• Directive:
Read the data and repeat all of it exactly.

• Data entries:
========================================================================

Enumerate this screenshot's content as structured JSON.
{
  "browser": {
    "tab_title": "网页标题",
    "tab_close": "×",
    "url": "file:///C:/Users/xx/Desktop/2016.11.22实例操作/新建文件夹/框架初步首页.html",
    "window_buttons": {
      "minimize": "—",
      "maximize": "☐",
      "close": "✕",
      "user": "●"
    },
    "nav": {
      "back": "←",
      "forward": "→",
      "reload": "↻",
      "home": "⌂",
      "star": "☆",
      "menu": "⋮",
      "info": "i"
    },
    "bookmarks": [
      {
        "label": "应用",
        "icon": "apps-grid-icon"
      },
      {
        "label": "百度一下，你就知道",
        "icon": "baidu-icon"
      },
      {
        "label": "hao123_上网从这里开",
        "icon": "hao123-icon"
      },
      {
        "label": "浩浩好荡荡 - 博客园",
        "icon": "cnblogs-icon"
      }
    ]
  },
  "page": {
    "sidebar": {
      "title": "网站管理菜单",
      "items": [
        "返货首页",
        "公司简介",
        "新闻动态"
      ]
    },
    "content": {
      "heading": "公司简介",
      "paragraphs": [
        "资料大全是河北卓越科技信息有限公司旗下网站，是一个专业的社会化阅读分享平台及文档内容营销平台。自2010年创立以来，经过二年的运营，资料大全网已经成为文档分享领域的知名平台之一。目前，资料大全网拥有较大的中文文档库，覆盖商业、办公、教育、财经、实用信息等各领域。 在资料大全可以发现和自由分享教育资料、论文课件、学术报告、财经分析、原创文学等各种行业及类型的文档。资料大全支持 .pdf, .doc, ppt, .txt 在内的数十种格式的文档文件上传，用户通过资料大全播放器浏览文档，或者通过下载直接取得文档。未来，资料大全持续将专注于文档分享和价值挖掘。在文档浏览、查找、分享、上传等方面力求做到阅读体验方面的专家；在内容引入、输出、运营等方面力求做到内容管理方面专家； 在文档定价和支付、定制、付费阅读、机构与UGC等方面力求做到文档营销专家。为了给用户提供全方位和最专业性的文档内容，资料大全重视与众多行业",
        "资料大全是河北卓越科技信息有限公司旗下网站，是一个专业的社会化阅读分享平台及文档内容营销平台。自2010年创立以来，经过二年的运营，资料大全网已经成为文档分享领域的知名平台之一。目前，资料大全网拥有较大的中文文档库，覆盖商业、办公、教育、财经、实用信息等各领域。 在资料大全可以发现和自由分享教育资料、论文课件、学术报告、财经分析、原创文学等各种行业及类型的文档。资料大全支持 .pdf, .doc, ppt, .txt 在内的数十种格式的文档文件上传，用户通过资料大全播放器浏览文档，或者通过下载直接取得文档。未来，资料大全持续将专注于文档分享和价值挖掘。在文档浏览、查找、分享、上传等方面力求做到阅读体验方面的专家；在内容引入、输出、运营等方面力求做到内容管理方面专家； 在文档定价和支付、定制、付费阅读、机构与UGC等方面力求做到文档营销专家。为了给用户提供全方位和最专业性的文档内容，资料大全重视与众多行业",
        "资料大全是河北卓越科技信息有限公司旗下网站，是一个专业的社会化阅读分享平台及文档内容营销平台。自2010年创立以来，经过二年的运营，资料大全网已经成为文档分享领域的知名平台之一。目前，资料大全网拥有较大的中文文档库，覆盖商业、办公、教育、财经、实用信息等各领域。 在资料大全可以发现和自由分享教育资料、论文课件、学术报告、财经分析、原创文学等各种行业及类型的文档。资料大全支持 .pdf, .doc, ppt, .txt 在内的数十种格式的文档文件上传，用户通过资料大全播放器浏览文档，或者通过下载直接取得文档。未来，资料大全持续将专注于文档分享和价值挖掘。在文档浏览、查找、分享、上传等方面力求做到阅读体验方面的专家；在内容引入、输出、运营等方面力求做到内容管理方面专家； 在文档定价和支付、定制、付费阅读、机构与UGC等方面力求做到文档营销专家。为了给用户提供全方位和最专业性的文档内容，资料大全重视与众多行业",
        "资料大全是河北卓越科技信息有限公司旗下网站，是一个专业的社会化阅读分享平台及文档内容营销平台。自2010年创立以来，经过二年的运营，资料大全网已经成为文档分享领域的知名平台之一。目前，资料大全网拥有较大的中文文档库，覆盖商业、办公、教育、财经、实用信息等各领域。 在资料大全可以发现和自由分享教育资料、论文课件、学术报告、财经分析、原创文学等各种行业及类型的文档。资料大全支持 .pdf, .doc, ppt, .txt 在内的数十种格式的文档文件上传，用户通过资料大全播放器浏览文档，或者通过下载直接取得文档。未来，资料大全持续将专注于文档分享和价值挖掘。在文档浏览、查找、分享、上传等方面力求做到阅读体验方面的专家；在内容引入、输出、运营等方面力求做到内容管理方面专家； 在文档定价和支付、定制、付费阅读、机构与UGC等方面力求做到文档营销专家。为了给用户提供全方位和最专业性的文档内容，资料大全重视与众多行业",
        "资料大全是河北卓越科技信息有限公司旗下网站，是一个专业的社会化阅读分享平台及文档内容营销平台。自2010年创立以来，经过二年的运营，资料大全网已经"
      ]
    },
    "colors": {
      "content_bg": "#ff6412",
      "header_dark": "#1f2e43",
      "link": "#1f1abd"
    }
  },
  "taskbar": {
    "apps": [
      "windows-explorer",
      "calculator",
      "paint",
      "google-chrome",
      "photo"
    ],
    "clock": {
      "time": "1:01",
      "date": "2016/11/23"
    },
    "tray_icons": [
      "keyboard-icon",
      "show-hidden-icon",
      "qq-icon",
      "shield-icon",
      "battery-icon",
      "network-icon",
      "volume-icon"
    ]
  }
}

========================================================================

• Task output:
Enumerate this screenshot's content as structured JSON.
{
  "browser": {
    "tab_title": "网页标题",
    "tab_close": "×",
    "url": "file:///C:/Users/xx/Desktop/2016.11.22实例操作/新建文件夹/框架初步首页.html",
    "window_buttons": {
      "minimize": "—",
      "maximize": "☐",
      "close": "✕",
      "user": "●"
    },
    "nav": {
      "back": "←",
      "forward": "→",
      "reload": "↻",
      "home": "⌂",
      "star": "☆",
      "menu": "⋮",
      "info": "i"
    },
    "bookmarks": [
      {
        "label": "应用",
        "icon": "apps-grid-icon"
      },
      {
        "label": "百度一下，你就知道",
        "icon": "baidu-icon"
      },
      {
        "label": "hao123_上网从这里开",
        "icon": "hao123-icon"
      },
      {
        "label": "浩浩好荡荡 - 博客园",
        "icon": "cnblogs-icon"
      }
    ]
  },
  "page": {
    "sidebar": {
      "title": "网站管理菜单",
      "items": [
        "返货首页",
        "公司简介",
        "新闻动态"
      ]
    },
    "content": {
      "heading": "公司简介",
      "paragraphs": [
        "资料大全是河北卓越科技信息有限公司旗下网站，是一个专业的社会化阅读分享平台及文档内容营销平台。自2010年创立以来，经过二年的运营，资料大全网已经成为文档分享领域的知名平台之一。目前，资料大全网拥有较大的中文文档库，覆盖商业、办公、教育、财经、实用信息等各领域。 在资料大全可以发现和自由分享教育资料、论文课件、学术报告、财经分析、原创文学等各种行业及类型的文档。资料大全支持 .pdf, .doc, ppt, .txt 在内的数十种格式的文档文件上传，用户通过资料大全播放器浏览文档，或者通过下载直接取得文档。未来，资料大全持续将专注于文档分享和价值挖掘。在文档浏览、查找、分享、上传等方面力求做到阅读体验方面的专家；在内容引入、输出、运营等方面力求做到内容管理方面专家； 在文档定价和支付、定制、付费阅读、机构与UGC等方面力求做到文档营销专家。为了给用户提供全方位和最专业性的文档内容，资料大全重视与众多行业",
        "资料大全是河北卓越科技信息有限公司旗下网站，是一个专业的社会化阅读分享平台及文档内容营销平台。自2010年创立以来，经过二年的运营，资料大全网已经成为文档分享领域的知名平台之一。目前，资料大全网拥有较大的中文文档库，覆盖商业、办公、教育、财经、实用信息等各领域。 在资料大全可以发现和自由分享教育资料、论文课件、学术报告、财经分析、原创文学等各种行业及类型的文档。资料大全支持 .pdf, .doc, ppt, .txt 在内的数十种格式的文档文件上传，用户通过资料大全播放器浏览文档，或者通过下载直接取得文档。未来，资料大全持续将专注于文档分享和价值挖掘。在文档浏览、查找、分享、上传等方面力求做到阅读体验方面的专家；在内容引入、输出、运营等方面力求做到内容管理方面专家； 在文档定价和支付、定制、付费阅读、机构与UGC等方面力求做到文档营销专家。为了给用户提供全方位和最专业性的文档内容，资料大全重视与众多行业",
        "资料大全是河北卓越科技信息有限公司旗下网站，是一个专业的社会化阅读分享平台及文档内容营销平台。自2010年创立以来，经过二年的运营，资料大全网已经成为文档分享领域的知名平台之一。目前，资料大全网拥有较大的中文文档库，覆盖商业、办公、教育、财经、实用信息等各领域。 在资料大全可以发现和自由分享教育资料、论文课件、学术报告、财经分析、原创文学等各种行业及类型的文档。资料大全支持 .pdf, .doc, ppt, .txt 在内的数十种格式的文档文件上传，用户通过资料大全播放器浏览文档，或者通过下载直接取得文档。未来，资料大全持续将专注于文档分享和价值挖掘。在文档浏览、查找、分享、上传等方面力求做到阅读体验方面的专家；在内容引入、输出、运营等方面力求做到内容管理方面专家； 在文档定价和支付、定制、付费阅读、机构与UGC等方面力求做到文档营销专家。为了给用户提供全方位和最专业性的文档内容，资料大全重视与众多行业",
        "资料大全是河北卓越科技信息有限公司旗下网站，是一个专业的社会化阅读分享平台及文档内容营销平台。自2010年创立以来，经过二年的运营，资料大全网已经成为文档分享领域的知名平台之一。目前，资料大全网拥有较大的中文文档库，覆盖商业、办公、教育、财经、实用信息等各领域。 在资料大全可以发现和自由分享教育资料、论文课件、学术报告、财经分析、原创文学等各种行业及类型的文档。资料大全支持 .pdf, .doc, ppt, .txt 在内的数十种格式的文档文件上传，用户通过资料大全播放器浏览文档，或者通过下载直接取得文档。未来，资料大全持续将专注于文档分享和价值挖掘。在文档浏览、查找、分享、上传等方面力求做到阅读体验方面的专家；在内容引入、输出、运营等方面力求做到内容管理方面专家； 在文档定价和支付、定制、付费阅读、机构与UGC等方面力求做到文档营销专家。为了给用户提供全方位和最专业性的文档内容，资料大全重视与众多行业",
        "资料大全是河北卓越科技信息有限公司旗下网站，是一个专业的社会化阅读分享平台及文档内容营销平台。自2010年创立以来，经过二年的运营，资料大全网已经"
      ]
    },
    "colors": {
      "content_bg": "#ff6412",
      "header_dark": "#1f2e43",
      "link": "#1f1abd"
    }
  },
  "taskbar": {
    "apps": [
      "windows-explorer",
      "calculator",
      "paint",
      "google-chrome",
      "photo"
    ],
    "clock": {
      "time": "1:01",
      "date": "2016/11/23"
    },
    "tray_icons": [
      "keyboard-icon",
      "show-hidden-icon",
      "qq-icon",
      "shield-icon",
      "battery-icon",
      "network-icon",
      "volume-icon"
    ]
  }
}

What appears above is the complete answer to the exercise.